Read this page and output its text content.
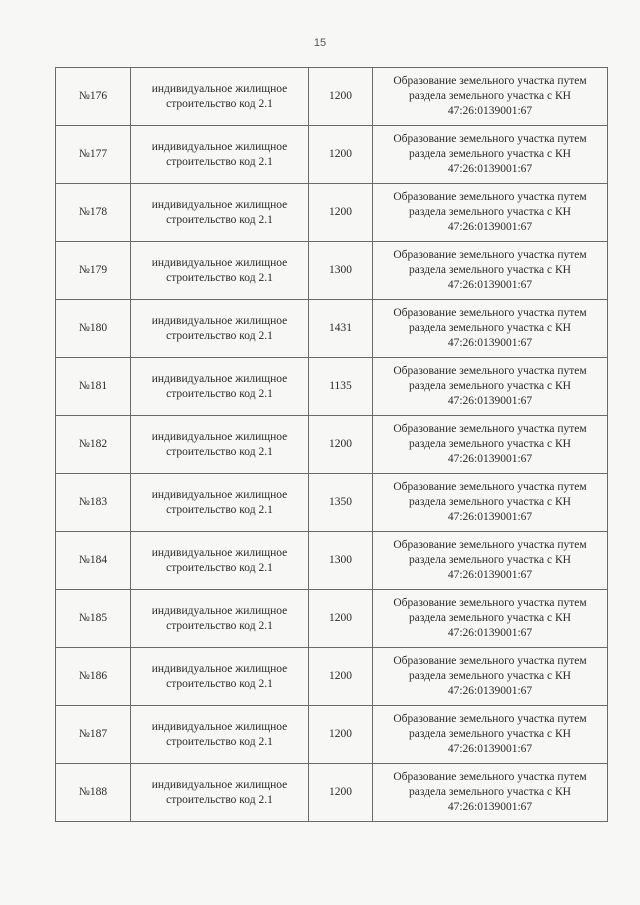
15
№176	индивидуальное жилищное
строительство код 2.1	1200	Образование земельного участка путем
раздела земельного участка с КН
47:26:0139001:67

№177	индивидуальное жилищное
строительство код 2.1	1200	Образование земельного участка путем
раздела земельного участка с КН
47:26:0139001:67

№178	индивидуальное жилищное
строительство код 2.1	1200	Образование земельного участка путем
раздела земельного участка с КН
47:26:0139001:67

№179	индивидуальное жилищное
строительство код 2.1	1300	Образование земельного участка путем
раздела земельного участка с КН
47:26:0139001:67

№180	индивидуальное жилищное
строительство код 2.1	1431	Образование земельного участка путем
раздела земельного участка с КН
47:26:0139001:67

№181	индивидуальное жилищное
строительство код 2.1	1135	Образование земельного участка путем
раздела земельного участка с КН
47:26:0139001:67

№182	индивидуальное жилищное
строительство код 2.1	1200	Образование земельного участка путем
раздела земельного участка с КН
47:26:0139001:67

№183	индивидуальное жилищное
строительство код 2.1	1350	Образование земельного участка путем
раздела земельного участка с КН
47:26:0139001:67

№184	индивидуальное жилищное
строительство код 2.1	1300	Образование земельного участка путем
раздела земельного участка с КН
47:26:0139001:67

№185	индивидуальное жилищное
строительство код 2.1	1200	Образование земельного участка путем
раздела земельного участка с КН
47:26:0139001:67

№186	индивидуальное жилищное
строительство код 2.1	1200	Образование земельного участка путем
раздела земельного участка с КН
47:26:0139001:67

№187	индивидуальное жилищное
строительство код 2.1	1200	Образование земельного участка путем
раздела земельного участка с КН
47:26:0139001:67

№188	индивидуальное жилищное
строительство код 2.1	1200	Образование земельного участка путем
раздела земельного участка с КН
47:26:0139001:67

────────────────────

● **PROBLEM TO SOLVE**
Using the records above, output their complete text exactly, minus any images.

● **OUTPUT FOR THIS TASK**
Read this page and output its text content.
15
№176	индивидуальное жилищное
строительство код 2.1	1200	Образование земельного участка путем
раздела земельного участка с КН
47:26:0139001:67

№177	индивидуальное жилищное
строительство код 2.1	1200	Образование земельного участка путем
раздела земельного участка с КН
47:26:0139001:67

№178	индивидуальное жилищное
строительство код 2.1	1200	Образование земельного участка путем
раздела земельного участка с КН
47:26:0139001:67

№179	индивидуальное жилищное
строительство код 2.1	1300	Образование земельного участка путем
раздела земельного участка с КН
47:26:0139001:67

№180	индивидуальное жилищное
строительство код 2.1	1431	Образование земельного участка путем
раздела земельного участка с КН
47:26:0139001:67

№181	индивидуальное жилищное
строительство код 2.1	1135	Образование земельного участка путем
раздела земельного участка с КН
47:26:0139001:67

№182	индивидуальное жилищное
строительство код 2.1	1200	Образование земельного участка путем
раздела земельного участка с КН
47:26:0139001:67

№183	индивидуальное жилищное
строительство код 2.1	1350	Образование земельного участка путем
раздела земельного участка с КН
47:26:0139001:67

№184	индивидуальное жилищное
строительство код 2.1	1300	Образование земельного участка путем
раздела земельного участка с КН
47:26:0139001:67

№185	индивидуальное жилищное
строительство код 2.1	1200	Образование земельного участка путем
раздела земельного участка с КН
47:26:0139001:67

№186	индивидуальное жилищное
строительство код 2.1	1200	Образование земельного участка путем
раздела земельного участка с КН
47:26:0139001:67

№187	индивидуальное жилищное
строительство код 2.1	1200	Образование земельного участка путем
раздела земельного участка с КН
47:26:0139001:67

№188	индивидуальное жилищное
строительство код 2.1	1200	Образование земельного участка путем
раздела земельного участка с КН
47:26:0139001:67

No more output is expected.